■ INSTRUCTIONS FOR THE TASK
Find the lines in these entries that include the word "AI模型测试平台" and state how many there are, with no other words.

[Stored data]
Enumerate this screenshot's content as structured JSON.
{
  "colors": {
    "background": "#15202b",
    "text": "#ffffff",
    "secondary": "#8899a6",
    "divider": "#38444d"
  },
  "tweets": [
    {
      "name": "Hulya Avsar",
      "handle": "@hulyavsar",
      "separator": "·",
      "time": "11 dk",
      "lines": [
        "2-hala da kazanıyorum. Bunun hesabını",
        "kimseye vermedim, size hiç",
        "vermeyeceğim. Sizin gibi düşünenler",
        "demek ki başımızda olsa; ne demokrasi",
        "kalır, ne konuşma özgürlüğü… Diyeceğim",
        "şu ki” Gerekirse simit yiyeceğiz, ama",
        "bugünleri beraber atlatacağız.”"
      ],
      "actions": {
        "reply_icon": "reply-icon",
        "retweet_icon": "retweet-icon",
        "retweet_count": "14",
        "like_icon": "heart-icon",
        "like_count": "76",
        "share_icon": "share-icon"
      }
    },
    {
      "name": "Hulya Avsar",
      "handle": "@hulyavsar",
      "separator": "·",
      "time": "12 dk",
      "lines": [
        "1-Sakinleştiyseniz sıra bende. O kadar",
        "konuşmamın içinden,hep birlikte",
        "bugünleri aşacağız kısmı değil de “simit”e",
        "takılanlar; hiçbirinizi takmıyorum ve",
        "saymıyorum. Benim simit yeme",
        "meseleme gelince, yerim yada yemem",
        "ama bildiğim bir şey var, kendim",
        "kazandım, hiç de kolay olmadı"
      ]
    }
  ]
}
...
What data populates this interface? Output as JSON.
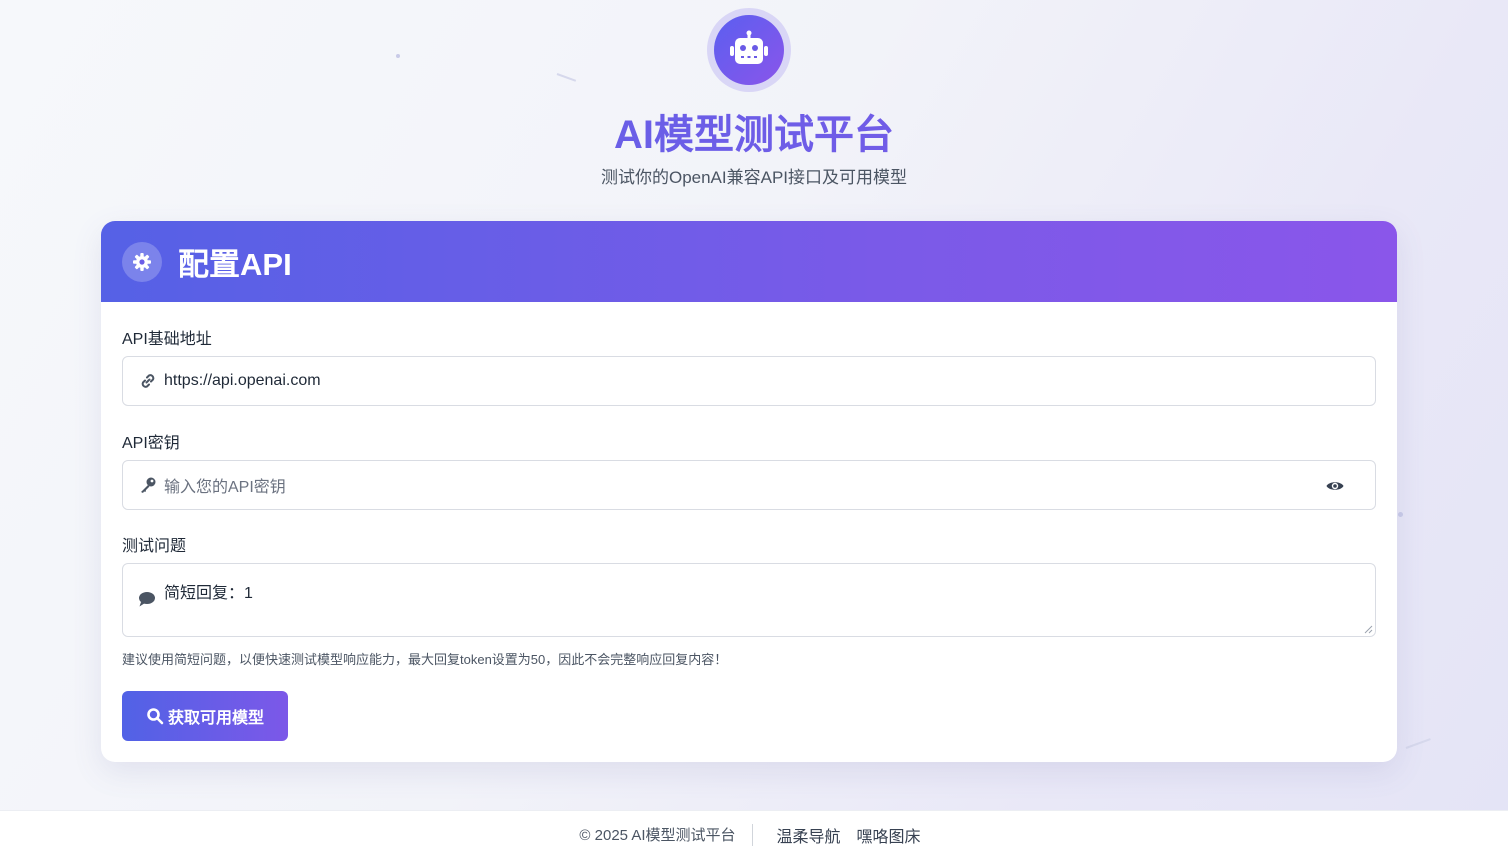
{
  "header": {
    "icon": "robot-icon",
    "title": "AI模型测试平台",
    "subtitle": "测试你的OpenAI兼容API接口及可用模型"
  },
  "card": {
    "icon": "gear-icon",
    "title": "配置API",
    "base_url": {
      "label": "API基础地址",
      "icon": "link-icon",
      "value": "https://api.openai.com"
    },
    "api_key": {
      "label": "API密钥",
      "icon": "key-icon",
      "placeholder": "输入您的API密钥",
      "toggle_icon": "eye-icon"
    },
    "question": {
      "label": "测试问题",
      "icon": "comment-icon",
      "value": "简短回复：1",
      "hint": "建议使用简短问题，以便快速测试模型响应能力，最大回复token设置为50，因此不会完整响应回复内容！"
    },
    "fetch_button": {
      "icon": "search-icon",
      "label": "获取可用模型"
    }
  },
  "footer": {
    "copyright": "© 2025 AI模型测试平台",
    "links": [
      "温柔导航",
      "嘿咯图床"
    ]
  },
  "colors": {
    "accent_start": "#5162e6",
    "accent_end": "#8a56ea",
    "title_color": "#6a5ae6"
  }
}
==
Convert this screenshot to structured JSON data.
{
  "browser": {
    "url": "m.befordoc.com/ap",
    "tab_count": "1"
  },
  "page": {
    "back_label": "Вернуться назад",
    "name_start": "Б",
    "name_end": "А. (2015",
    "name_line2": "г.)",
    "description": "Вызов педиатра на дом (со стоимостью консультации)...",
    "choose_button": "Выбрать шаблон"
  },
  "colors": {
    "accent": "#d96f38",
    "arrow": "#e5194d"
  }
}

■ SOLVED PROBLEM
2